Extract, from the records beneath this instruction, each line that contains the word "Chapter".

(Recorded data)
START
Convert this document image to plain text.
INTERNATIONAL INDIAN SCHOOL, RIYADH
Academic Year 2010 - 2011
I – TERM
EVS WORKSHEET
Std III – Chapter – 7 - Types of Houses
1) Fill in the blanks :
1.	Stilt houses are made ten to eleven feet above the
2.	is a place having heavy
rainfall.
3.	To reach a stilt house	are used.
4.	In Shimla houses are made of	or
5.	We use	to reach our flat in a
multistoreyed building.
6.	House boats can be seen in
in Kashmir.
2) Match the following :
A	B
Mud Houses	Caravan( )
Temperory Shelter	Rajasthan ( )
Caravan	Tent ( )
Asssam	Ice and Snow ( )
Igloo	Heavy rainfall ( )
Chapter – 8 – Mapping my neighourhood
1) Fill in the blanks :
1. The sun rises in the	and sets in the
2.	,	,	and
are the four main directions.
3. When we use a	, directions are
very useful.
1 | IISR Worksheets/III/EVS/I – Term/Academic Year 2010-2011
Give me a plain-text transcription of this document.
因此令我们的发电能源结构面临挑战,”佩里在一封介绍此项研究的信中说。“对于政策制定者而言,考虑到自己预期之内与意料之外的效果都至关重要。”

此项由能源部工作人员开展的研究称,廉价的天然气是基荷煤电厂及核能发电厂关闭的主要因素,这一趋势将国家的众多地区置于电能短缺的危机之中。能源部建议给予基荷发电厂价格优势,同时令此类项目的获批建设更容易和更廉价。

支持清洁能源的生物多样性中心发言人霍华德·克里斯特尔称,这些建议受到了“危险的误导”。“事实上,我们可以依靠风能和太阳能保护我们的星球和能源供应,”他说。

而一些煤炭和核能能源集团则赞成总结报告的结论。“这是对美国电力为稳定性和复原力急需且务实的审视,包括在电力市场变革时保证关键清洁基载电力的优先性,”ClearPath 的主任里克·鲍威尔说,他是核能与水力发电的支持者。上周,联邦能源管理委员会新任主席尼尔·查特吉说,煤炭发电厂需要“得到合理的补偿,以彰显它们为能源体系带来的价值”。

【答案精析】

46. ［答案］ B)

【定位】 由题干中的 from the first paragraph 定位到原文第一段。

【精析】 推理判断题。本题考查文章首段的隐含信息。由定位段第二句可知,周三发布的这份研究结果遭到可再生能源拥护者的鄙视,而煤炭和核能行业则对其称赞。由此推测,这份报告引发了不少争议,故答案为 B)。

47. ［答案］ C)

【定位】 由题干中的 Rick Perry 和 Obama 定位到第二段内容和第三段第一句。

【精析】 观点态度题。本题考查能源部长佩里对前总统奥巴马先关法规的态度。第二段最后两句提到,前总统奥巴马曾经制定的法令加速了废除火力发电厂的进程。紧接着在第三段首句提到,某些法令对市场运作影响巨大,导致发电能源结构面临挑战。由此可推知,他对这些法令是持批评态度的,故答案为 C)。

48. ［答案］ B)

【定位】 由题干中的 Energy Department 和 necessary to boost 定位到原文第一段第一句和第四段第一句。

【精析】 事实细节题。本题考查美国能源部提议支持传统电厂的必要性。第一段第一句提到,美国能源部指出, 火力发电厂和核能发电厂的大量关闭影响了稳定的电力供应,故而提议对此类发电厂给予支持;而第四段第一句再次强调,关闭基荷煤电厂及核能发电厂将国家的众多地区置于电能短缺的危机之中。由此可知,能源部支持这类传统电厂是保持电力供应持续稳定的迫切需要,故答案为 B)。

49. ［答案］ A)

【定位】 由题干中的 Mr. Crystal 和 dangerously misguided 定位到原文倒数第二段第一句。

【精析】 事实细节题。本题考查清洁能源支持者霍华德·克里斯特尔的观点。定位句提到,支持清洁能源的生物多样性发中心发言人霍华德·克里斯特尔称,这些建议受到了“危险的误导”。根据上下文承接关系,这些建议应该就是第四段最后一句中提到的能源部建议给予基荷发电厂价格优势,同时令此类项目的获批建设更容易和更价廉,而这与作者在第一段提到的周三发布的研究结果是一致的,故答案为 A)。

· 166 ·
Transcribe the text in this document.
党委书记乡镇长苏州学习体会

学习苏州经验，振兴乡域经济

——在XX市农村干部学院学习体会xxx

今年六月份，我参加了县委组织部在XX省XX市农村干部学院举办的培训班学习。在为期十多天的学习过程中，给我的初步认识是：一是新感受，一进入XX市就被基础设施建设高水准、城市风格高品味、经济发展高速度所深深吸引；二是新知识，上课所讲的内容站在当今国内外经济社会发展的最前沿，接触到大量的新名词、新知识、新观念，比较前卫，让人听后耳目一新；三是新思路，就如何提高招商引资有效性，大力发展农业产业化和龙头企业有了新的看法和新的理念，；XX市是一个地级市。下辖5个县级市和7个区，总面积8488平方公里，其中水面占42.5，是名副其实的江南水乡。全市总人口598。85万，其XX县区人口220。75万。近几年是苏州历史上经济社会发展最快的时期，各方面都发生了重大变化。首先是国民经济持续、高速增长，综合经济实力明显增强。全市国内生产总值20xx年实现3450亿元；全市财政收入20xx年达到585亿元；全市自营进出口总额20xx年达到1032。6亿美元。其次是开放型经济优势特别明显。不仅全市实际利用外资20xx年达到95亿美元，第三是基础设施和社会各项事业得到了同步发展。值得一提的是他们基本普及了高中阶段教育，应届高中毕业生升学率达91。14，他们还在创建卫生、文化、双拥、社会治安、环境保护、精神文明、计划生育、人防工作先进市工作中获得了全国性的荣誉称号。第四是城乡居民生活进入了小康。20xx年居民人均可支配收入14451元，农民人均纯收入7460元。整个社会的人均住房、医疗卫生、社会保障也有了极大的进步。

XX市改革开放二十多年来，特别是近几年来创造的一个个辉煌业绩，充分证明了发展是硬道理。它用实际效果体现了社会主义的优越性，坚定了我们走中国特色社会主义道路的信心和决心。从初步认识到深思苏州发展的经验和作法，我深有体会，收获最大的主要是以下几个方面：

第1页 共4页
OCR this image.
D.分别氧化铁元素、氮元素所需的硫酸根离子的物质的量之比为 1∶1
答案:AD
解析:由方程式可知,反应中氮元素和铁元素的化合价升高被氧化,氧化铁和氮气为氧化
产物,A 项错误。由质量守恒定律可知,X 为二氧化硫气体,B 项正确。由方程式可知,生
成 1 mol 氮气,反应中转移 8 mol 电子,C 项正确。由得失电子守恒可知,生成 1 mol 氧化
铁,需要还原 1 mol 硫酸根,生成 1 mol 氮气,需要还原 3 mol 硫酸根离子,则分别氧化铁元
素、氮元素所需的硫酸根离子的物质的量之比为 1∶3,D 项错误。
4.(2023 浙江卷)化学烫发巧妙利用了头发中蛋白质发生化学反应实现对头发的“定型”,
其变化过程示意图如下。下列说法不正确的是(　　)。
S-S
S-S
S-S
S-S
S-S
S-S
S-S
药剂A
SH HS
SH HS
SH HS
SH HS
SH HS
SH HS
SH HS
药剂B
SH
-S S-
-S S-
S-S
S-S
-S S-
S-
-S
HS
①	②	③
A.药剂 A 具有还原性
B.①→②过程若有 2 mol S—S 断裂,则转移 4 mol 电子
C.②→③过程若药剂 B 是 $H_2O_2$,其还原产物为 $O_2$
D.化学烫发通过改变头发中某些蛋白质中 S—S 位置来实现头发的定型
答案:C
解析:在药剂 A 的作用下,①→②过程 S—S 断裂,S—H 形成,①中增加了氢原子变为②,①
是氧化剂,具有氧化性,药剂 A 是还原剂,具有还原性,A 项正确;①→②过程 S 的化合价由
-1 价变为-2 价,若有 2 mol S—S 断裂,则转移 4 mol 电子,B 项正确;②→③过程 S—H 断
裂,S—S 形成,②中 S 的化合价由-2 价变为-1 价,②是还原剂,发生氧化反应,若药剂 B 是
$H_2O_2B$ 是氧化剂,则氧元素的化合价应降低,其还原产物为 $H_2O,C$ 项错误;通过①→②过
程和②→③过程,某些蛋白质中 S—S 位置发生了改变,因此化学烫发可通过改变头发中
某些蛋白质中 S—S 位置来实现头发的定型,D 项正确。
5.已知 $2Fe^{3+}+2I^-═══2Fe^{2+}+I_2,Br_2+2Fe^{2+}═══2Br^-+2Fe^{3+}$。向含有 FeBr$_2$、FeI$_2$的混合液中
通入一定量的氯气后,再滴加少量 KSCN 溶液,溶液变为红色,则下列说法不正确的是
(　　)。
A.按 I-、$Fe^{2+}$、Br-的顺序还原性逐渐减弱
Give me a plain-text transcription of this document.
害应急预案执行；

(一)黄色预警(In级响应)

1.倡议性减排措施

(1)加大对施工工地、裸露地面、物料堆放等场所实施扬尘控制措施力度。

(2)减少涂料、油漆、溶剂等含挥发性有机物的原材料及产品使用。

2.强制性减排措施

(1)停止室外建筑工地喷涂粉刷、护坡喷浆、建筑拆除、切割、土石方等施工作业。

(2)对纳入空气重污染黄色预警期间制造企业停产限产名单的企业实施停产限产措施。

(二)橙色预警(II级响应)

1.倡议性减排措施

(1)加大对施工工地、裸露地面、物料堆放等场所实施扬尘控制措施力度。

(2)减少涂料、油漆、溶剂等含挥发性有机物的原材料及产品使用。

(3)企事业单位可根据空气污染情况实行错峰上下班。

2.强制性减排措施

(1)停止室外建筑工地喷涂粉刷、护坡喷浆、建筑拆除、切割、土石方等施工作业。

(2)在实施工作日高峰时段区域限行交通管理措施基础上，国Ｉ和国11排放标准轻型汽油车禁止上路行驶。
END
COMPLETE RESPONSE –
Std III – Chapter – 7 - Types of Houses
Chapter – 8 – Mapping my neighourhood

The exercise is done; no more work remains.